Your instructions
List each line of the data that holds the string "charges".

━━━━━ Listed entries ━━━━━

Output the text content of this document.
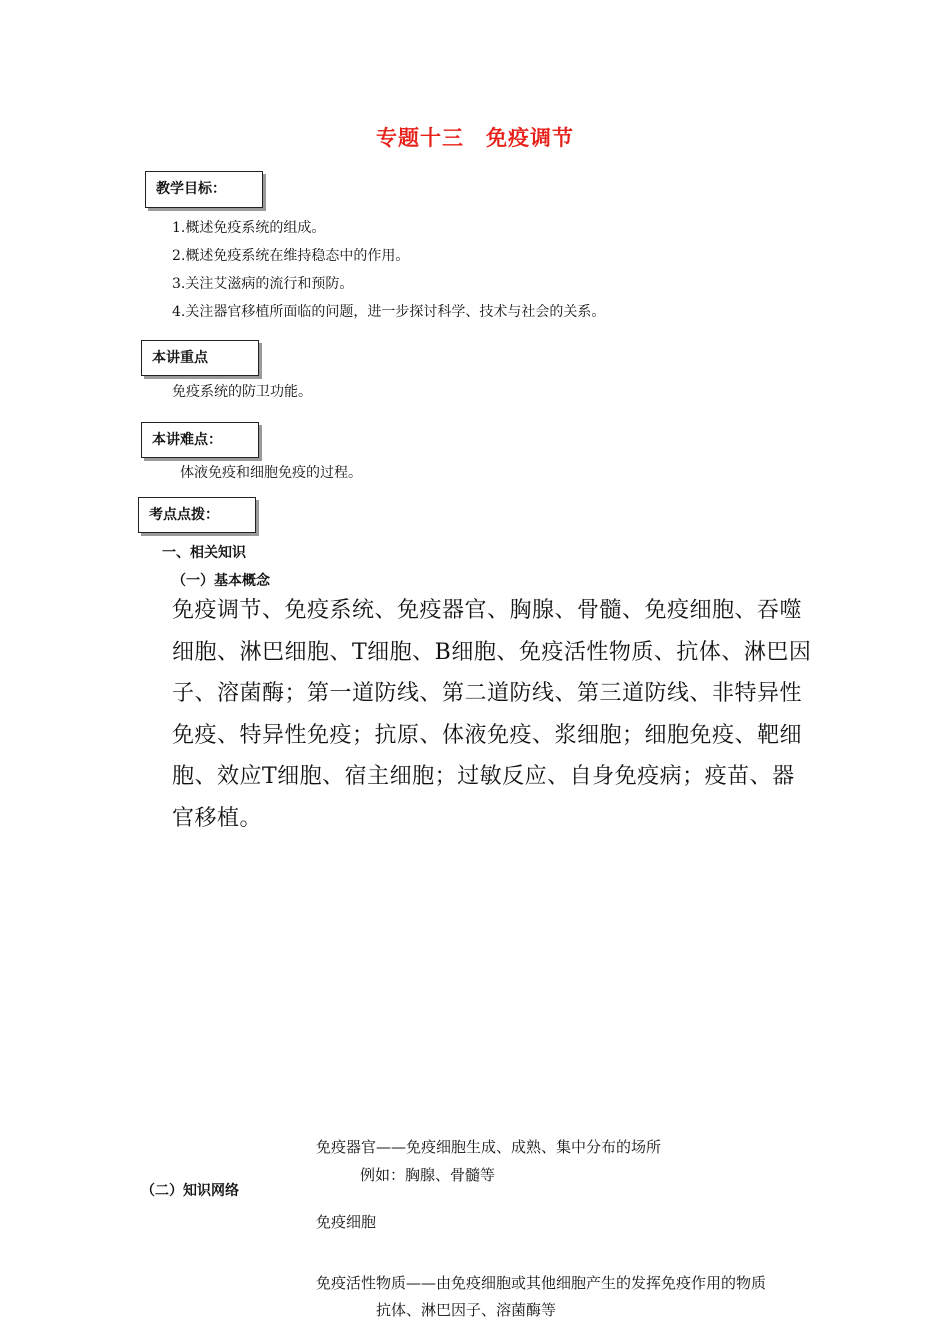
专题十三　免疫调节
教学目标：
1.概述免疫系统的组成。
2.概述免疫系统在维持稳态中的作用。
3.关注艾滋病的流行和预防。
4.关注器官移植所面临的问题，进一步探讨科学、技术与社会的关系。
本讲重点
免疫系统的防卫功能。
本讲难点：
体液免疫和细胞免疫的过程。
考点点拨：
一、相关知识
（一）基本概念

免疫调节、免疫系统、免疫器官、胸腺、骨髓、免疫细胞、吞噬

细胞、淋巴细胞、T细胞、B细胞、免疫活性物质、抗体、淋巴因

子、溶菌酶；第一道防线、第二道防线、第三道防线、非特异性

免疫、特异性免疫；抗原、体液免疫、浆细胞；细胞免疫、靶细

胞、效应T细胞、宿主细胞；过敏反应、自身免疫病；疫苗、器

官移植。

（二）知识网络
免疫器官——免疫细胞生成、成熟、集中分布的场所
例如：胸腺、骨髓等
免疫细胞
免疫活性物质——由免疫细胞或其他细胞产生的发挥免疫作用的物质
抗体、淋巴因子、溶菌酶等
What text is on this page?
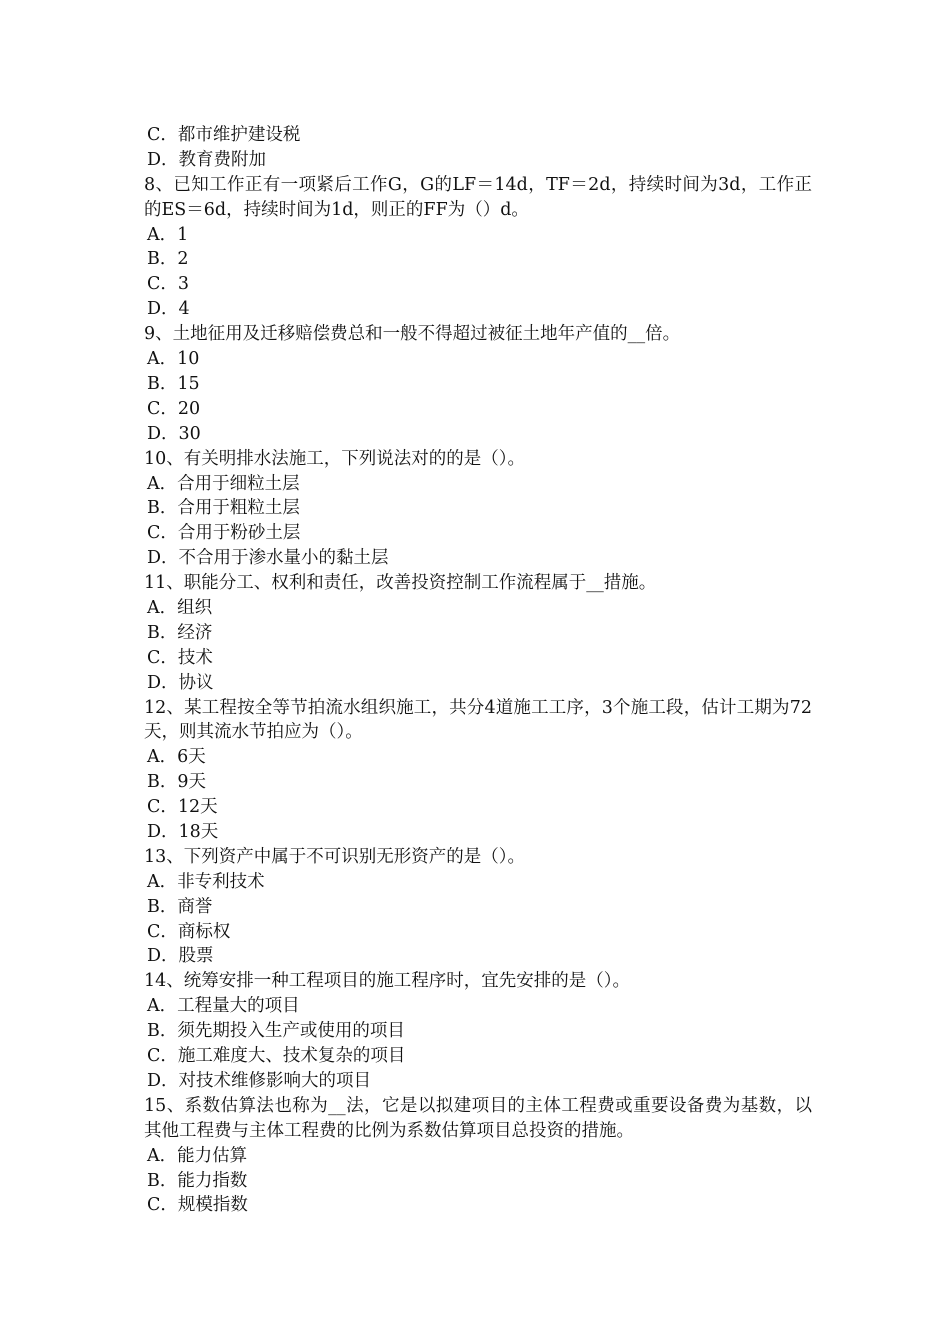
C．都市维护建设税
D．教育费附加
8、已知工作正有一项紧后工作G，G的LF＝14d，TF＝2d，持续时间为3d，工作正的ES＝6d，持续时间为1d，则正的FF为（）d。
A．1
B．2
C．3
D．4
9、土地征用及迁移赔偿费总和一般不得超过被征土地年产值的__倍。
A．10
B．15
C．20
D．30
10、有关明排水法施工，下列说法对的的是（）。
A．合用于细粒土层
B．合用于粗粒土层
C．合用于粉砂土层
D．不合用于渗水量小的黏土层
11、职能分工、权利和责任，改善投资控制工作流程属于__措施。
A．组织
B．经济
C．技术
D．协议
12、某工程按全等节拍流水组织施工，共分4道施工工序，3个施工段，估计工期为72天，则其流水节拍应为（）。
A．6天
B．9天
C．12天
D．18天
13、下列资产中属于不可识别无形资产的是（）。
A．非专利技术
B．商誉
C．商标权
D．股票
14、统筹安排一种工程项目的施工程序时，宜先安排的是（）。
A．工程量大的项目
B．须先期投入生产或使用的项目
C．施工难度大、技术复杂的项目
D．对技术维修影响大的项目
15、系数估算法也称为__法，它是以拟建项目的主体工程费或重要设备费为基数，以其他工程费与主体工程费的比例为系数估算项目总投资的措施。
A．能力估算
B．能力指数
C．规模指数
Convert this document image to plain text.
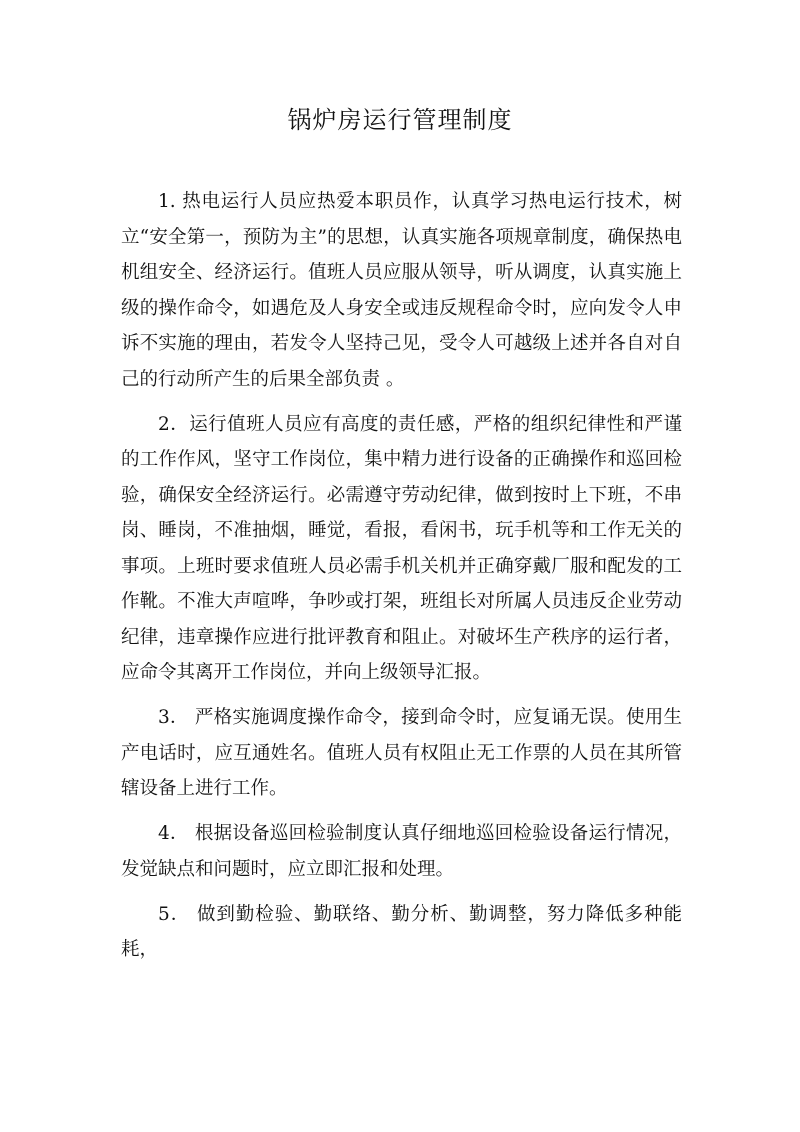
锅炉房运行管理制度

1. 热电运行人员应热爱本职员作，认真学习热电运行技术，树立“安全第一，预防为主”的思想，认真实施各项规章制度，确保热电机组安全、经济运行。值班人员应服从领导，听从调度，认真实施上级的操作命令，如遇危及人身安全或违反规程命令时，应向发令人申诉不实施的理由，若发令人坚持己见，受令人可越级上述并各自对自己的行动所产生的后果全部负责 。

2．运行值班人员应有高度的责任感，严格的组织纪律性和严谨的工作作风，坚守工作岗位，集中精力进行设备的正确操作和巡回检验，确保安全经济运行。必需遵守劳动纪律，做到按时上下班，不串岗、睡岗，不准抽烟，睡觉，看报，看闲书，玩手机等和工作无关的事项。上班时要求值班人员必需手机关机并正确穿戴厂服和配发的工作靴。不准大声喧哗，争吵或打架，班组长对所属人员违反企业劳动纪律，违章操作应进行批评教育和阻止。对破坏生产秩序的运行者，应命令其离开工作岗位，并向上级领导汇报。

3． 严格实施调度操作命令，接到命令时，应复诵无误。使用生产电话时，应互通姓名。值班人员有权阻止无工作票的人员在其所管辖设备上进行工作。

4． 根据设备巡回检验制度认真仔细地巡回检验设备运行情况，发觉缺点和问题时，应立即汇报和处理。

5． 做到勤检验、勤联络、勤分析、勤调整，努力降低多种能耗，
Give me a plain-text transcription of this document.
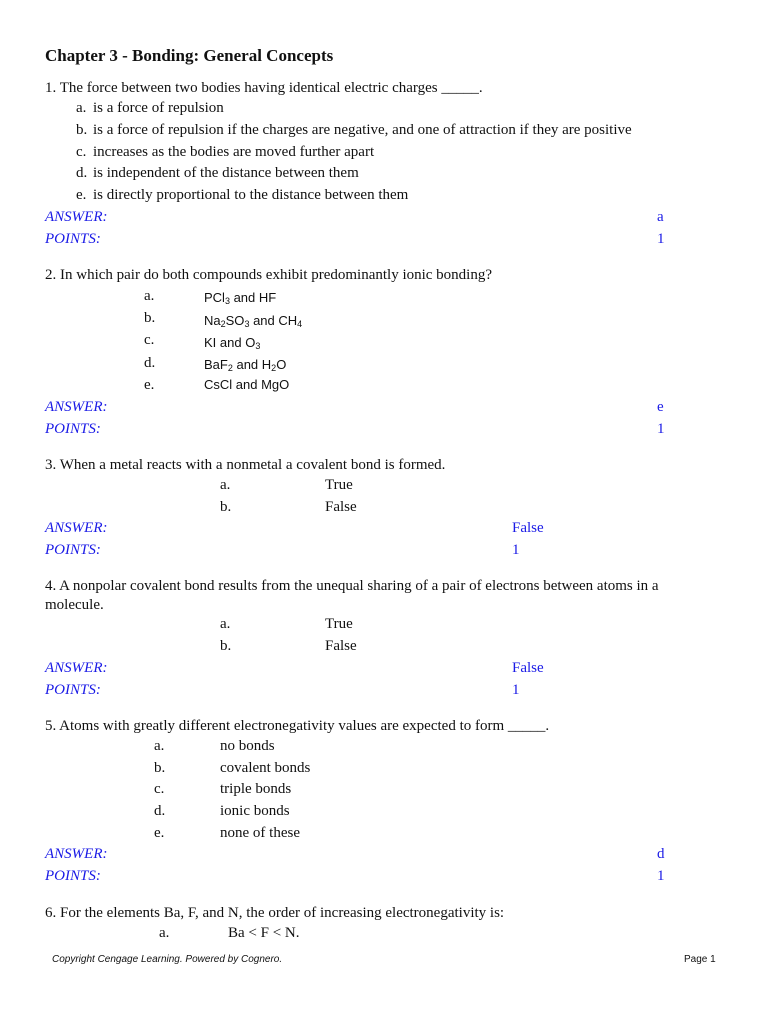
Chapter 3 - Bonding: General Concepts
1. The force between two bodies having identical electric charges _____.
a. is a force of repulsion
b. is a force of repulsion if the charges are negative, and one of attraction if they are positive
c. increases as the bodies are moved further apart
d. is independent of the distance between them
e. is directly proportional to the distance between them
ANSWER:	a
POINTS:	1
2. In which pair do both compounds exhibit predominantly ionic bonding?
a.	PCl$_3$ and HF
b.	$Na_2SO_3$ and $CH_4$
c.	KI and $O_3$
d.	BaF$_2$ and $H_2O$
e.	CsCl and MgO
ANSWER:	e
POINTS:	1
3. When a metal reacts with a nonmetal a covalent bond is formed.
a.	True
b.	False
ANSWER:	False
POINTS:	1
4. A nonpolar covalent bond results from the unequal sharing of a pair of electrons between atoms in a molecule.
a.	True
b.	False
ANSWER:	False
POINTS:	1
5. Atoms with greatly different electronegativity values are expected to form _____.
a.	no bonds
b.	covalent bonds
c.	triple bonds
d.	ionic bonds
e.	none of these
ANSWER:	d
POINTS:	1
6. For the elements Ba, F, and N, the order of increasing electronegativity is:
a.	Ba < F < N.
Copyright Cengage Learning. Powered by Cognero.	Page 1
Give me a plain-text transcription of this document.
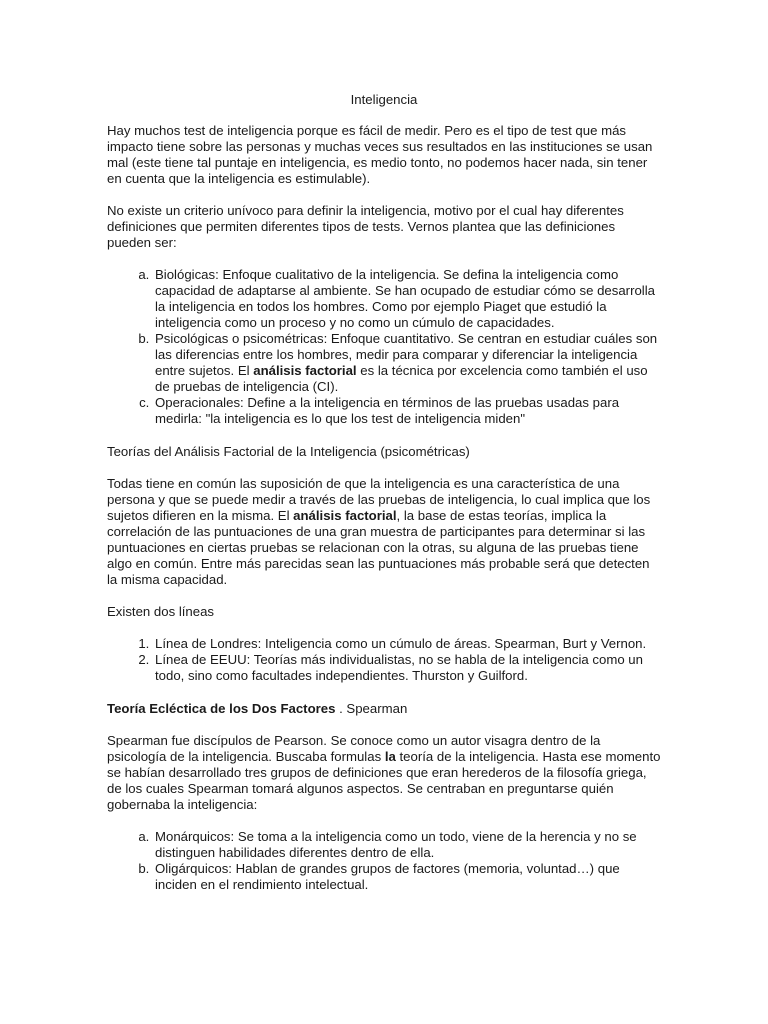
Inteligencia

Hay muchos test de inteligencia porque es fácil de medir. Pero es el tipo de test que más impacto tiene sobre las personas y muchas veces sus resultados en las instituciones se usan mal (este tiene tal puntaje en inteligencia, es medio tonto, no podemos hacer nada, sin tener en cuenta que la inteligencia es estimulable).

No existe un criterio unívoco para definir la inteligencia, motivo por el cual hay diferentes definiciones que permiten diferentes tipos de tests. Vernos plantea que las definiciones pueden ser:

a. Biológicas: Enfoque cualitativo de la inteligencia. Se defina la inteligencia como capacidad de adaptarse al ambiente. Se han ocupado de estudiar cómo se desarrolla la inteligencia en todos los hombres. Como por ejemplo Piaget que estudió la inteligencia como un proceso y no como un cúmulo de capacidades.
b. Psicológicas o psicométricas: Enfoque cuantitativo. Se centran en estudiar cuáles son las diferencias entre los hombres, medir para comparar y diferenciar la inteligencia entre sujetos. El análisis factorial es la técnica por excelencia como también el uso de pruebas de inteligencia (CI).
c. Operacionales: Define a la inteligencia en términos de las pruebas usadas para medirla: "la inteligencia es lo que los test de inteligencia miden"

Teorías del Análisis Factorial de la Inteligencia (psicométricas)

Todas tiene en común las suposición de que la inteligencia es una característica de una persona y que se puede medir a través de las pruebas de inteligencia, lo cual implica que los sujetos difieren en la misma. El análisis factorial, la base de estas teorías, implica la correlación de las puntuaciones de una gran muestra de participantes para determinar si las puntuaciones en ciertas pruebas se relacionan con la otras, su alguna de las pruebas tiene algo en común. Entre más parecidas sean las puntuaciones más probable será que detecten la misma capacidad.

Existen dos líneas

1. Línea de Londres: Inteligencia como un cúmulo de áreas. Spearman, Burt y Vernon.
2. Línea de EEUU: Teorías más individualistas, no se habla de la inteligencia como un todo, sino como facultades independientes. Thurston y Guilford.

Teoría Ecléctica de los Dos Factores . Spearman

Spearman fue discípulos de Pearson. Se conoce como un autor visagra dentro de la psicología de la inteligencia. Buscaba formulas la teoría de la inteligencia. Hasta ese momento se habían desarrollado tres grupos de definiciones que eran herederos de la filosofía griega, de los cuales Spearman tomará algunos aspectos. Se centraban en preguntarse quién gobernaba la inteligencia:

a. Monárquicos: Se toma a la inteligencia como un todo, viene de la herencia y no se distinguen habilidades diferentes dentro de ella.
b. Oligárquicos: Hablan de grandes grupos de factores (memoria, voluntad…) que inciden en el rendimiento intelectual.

━━━━━

Response below
1. The force between two bodies having identical electric charges _____.
b. is a force of repulsion if the charges are negative, and one of attraction if they are positive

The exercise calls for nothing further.